____ Records shown
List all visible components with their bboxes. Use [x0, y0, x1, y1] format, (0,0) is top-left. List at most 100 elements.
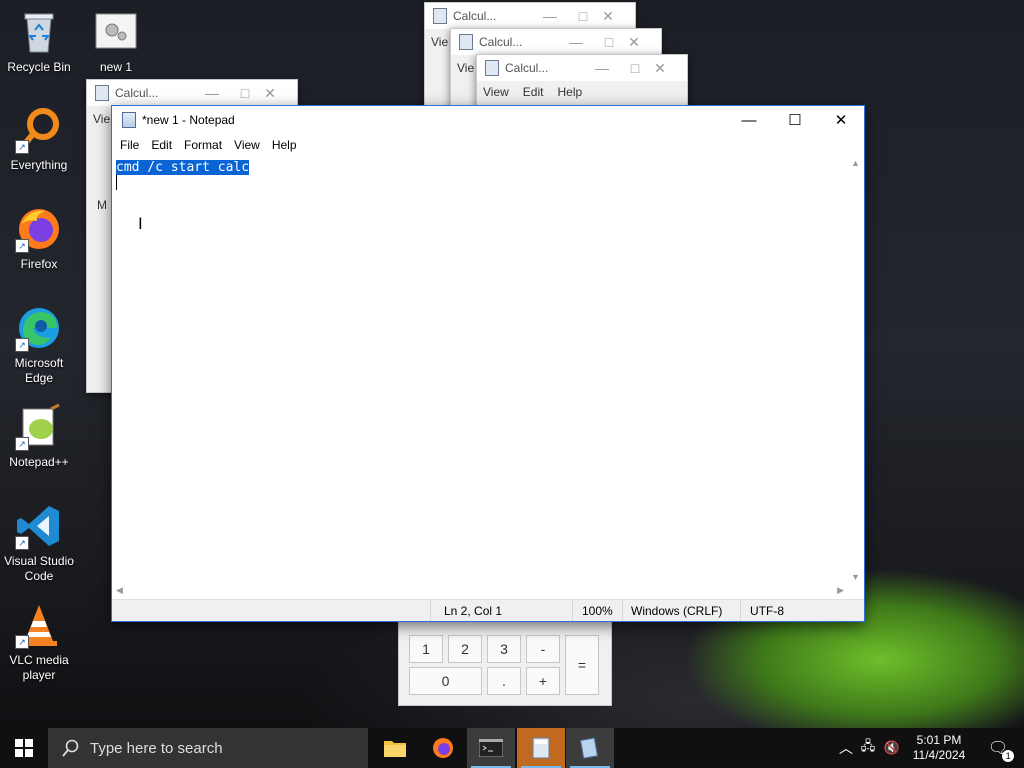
desktop-icon-edge[interactable]: ↗ Microsoft Edge — [1, 304, 77, 386]
recycle-bin-icon — [15, 8, 63, 56]
start-button[interactable] — [0, 728, 48, 768]
calculator-titlebar[interactable]: Calcul... — □ ✕ — [425, 3, 635, 29]
text-editor-area[interactable]: cmd /c start calc I — [112, 156, 848, 584]
calculator-title: Calcul... — [479, 35, 523, 49]
calculator-titlebar[interactable]: Calcul... — □ ✕ — [477, 55, 687, 81]
taskbar-notepad[interactable] — [566, 728, 614, 768]
taskbar-cmd[interactable] — [467, 728, 515, 768]
desktop-icon-everything[interactable]: ↗ Everything — [1, 106, 77, 173]
notepad-window[interactable]: *new 1 - Notepad — ☐ ✕ File Edit Format … — [111, 105, 865, 622]
menu-edit[interactable]: Edit — [145, 138, 178, 152]
status-separator — [572, 600, 573, 621]
vertical-scrollbar[interactable]: ▲ ▼ — [848, 156, 864, 584]
maximize-icon[interactable]: □ — [625, 60, 645, 76]
taskbar-calculator[interactable] — [517, 728, 565, 768]
desktop-icon-firefox[interactable]: ↗ Firefox — [1, 205, 77, 272]
menu-format[interactable]: Format — [178, 138, 228, 152]
taskbar-search-box[interactable]: Type here to search — [48, 728, 368, 768]
taskbar-file-explorer[interactable] — [371, 728, 419, 768]
minimize-icon[interactable]: — — [527, 8, 573, 24]
notepad-titlebar[interactable]: *new 1 - Notepad — ☐ ✕ — [112, 106, 864, 134]
calculator-icon — [433, 8, 447, 24]
scroll-up-icon[interactable]: ▲ — [851, 158, 860, 168]
status-separator — [740, 600, 741, 621]
notepad-icon — [122, 112, 136, 128]
calculator-icon — [95, 85, 109, 101]
calculator-menu-help[interactable]: Help — [557, 85, 582, 99]
desktop-icon-vlc[interactable]: ↗ VLC media player — [1, 601, 77, 683]
scroll-right-icon[interactable]: ▶ — [837, 585, 844, 596]
calc-key-0[interactable]: 0 — [409, 667, 482, 695]
shortcut-arrow-icon: ↗ — [15, 536, 29, 550]
calculator-title: Calcul... — [505, 61, 549, 75]
chevron-up-icon[interactable]: ︿ — [836, 738, 856, 758]
calculator-icon — [459, 34, 473, 50]
maximize-button[interactable]: ☐ — [772, 106, 818, 134]
scroll-left-icon[interactable]: ◀ — [116, 585, 123, 596]
menu-bar: File Edit Format View Help — [112, 134, 864, 156]
minimize-button[interactable]: — — [726, 106, 772, 134]
shortcut-arrow-icon: ↗ — [15, 437, 29, 451]
calc-key-1[interactable]: 1 — [409, 635, 443, 663]
status-position: Ln 2, Col 1 — [444, 604, 503, 618]
desktop-icon-label: Firefox — [20, 257, 58, 271]
calculator-menu-view[interactable]: View — [483, 85, 509, 99]
calc-key-dot[interactable]: . — [487, 667, 521, 695]
clock[interactable]: 5:01 PM 11/4/2024 — [906, 728, 972, 768]
action-center-button[interactable]: 🗨 1 — [978, 728, 1018, 768]
notepadpp-icon: ↗ — [15, 403, 63, 451]
close-icon[interactable]: ✕ — [619, 34, 649, 51]
shortcut-arrow-icon: ↗ — [15, 635, 29, 649]
desktop-icon-label: Microsoft Edge — [14, 356, 64, 385]
calc-key-equals[interactable]: = — [565, 635, 599, 695]
calc-key-minus[interactable]: - — [526, 635, 560, 663]
calc-key-3[interactable]: 3 — [487, 635, 521, 663]
clock-date: 11/4/2024 — [912, 748, 966, 762]
calculator-memory-label[interactable]: M — [97, 198, 107, 212]
calculator-menu-edit[interactable]: Edit — [523, 85, 544, 99]
calculator-titlebar[interactable]: Calcul... — □ ✕ — [87, 80, 297, 106]
minimize-icon[interactable]: — — [553, 34, 599, 50]
minimize-icon[interactable]: — — [189, 85, 235, 101]
desktop-icon-vscode[interactable]: ↗ Visual Studio Code — [1, 502, 77, 584]
calculator-titlebar[interactable]: Calcul... — □ ✕ — [451, 29, 661, 55]
menu-view[interactable]: View — [228, 138, 266, 152]
maximize-icon[interactable]: □ — [599, 34, 619, 50]
status-zoom: 100% — [582, 604, 613, 618]
close-icon[interactable]: ✕ — [593, 8, 623, 25]
notepad-icon — [580, 737, 599, 759]
maximize-icon[interactable]: □ — [235, 85, 255, 101]
calc-key-2[interactable]: 2 — [448, 635, 482, 663]
taskbar-firefox[interactable] — [419, 728, 467, 768]
close-icon[interactable]: ✕ — [645, 60, 675, 77]
desktop-icon-recycle-bin[interactable]: Recycle Bin — [1, 8, 77, 75]
horizontal-scrollbar[interactable]: ◀ ▶ — [112, 584, 848, 598]
text-caret — [116, 175, 117, 190]
shortcut-arrow-icon: ↗ — [15, 140, 29, 154]
system-tray: ︿ 🖧 🔇 — [836, 728, 904, 768]
vscode-icon: ↗ — [15, 502, 63, 550]
windows-logo-icon — [15, 739, 33, 757]
status-encoding: UTF-8 — [750, 604, 784, 618]
menu-file[interactable]: File — [114, 138, 145, 152]
status-bar: Ln 2, Col 1 100% Windows (CRLF) UTF-8 — [112, 599, 864, 621]
close-icon[interactable]: ✕ — [255, 85, 285, 102]
minimize-icon[interactable]: — — [579, 60, 625, 76]
desktop-icon-notepadpp[interactable]: ↗ Notepad++ — [1, 403, 77, 470]
file-gear-icon — [92, 8, 140, 56]
calc-key-plus[interactable]: + — [526, 667, 560, 695]
calculator-title: Calcul... — [453, 9, 497, 23]
volume-muted-icon[interactable]: 🔇 — [880, 740, 904, 756]
shortcut-arrow-icon: ↗ — [15, 338, 29, 352]
network-icon[interactable]: 🖧 — [856, 737, 880, 759]
status-line-ending: Windows (CRLF) — [631, 604, 723, 618]
calculator-icon — [532, 737, 550, 759]
desktop-icon-label: new 1 — [99, 60, 133, 74]
close-button[interactable]: ✕ — [818, 106, 864, 134]
desktop-icon-new1[interactable]: new 1 — [78, 8, 154, 75]
search-icon — [62, 739, 79, 757]
scroll-down-icon[interactable]: ▼ — [851, 572, 860, 582]
menu-help[interactable]: Help — [266, 138, 303, 152]
calculator-icon — [485, 60, 499, 76]
maximize-icon[interactable]: □ — [573, 8, 593, 24]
________
• **Your instructions**: Rename "calculator-titlebar" to "calc-titlebar" throughout the lines that begin at the one containing "desktop-icon-edge[interactable]: ↗ Microsoft" and stop after the one containing "vertical-scrollbar[interactable]: ▲ ▼", leaving everything else unchanged. Give back only those lines.

• **Response to this exercise**:
desktop-icon-edge[interactable]: ↗ Microsoft Edge — [1, 304, 77, 386]
recycle-bin-icon — [15, 8, 63, 56]
start-button[interactable] — [0, 728, 48, 768]
calc-titlebar[interactable]: Calcul... — □ ✕ — [425, 3, 635, 29]
text-editor-area[interactable]: cmd /c start calc I — [112, 156, 848, 584]
calculator-title: Calcul... — [479, 35, 523, 49]
calc-titlebar[interactable]: Calcul... — □ ✕ — [477, 55, 687, 81]
taskbar-notepad[interactable] — [566, 728, 614, 768]
taskbar-cmd[interactable] — [467, 728, 515, 768]
desktop-icon-everything[interactable]: ↗ Everything — [1, 106, 77, 173]
notepad-window[interactable]: *new 1 - Notepad — ☐ ✕ File Edit Format … — [111, 105, 865, 622]
menu-edit[interactable]: Edit — [145, 138, 178, 152]
status-separator — [572, 600, 573, 621]
vertical-scrollbar[interactable]: ▲ ▼ — [848, 156, 864, 584]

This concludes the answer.